[Records from a data source]
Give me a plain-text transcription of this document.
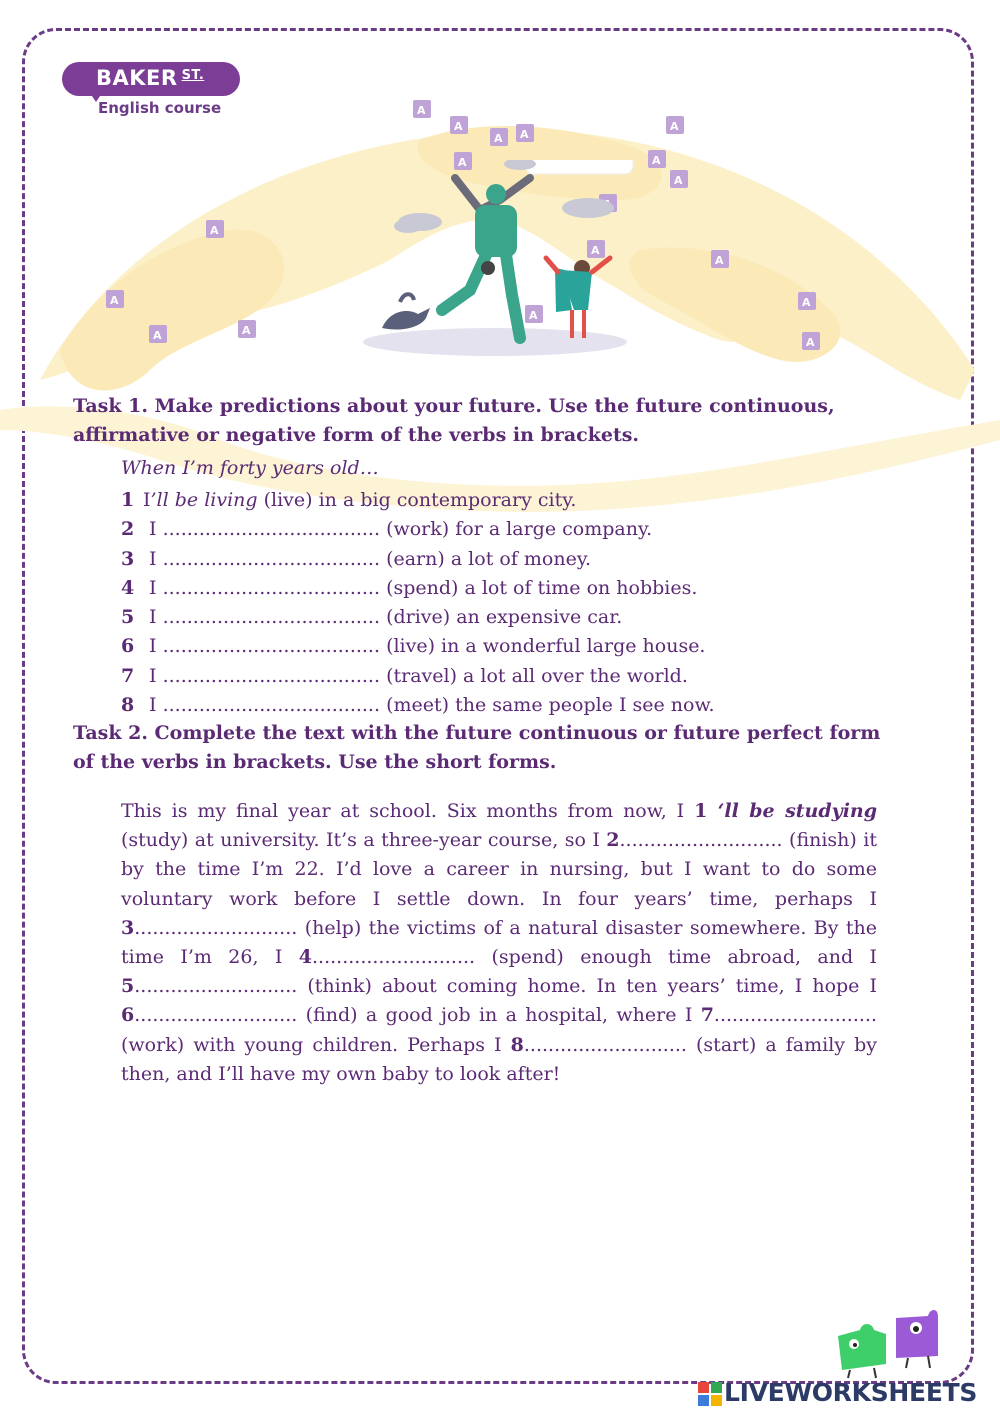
A
A
A A
A
A
A
A
A
A
A
A	A
A
A
A
A
BAKER $^{ST.}$
English course
Task 1. Make predictions about your future. Use the future continuous, affirmative or negative form of the verbs in brackets.
When I’m forty years old…
1 I’ll be living (live) in a big contemporary city.
2 I .................................... (work) for a large company.
3 I .................................... (earn) a lot of money.
4 I .................................... (spend) a lot of time on hobbies.
5 I .................................... (drive) an expensive car.
6 I .................................... (live) in a wonderful large house.
7 I .................................... (travel) a lot all over the world.
8 I .................................... (meet) the same people I see now.
Task 2. Complete the text with the future continuous or future perfect form of the verbs in brackets. Use the short forms.

This is my final year at school. Six months from now, I 1 ‘ll be studying (study) at university. It’s a three-year course, so I 2........................... (finish) it by the time I’m 22. I’d love a career in nursing, but I want to do some voluntary work before I settle down. In four years’ time, perhaps I 3........................... (help) the victims of a natural disaster somewhere. By the time I’m 26, I 4........................... (spend) enough time abroad, and I 5........................... (think) about coming home. In ten years’ time, I hope I 6........................... (find) a good job in a hospital, where I 7........................... (work) with young children. Perhaps I 8........................... (start) a family by then, and I’ll have my own baby to look after!

LIVEWORKSHEETS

● STATED EXERCISE: Working from the material above, state how many lines contain "continuous"; give only the number.

● OUTPUT OF THE EXERCISE: 2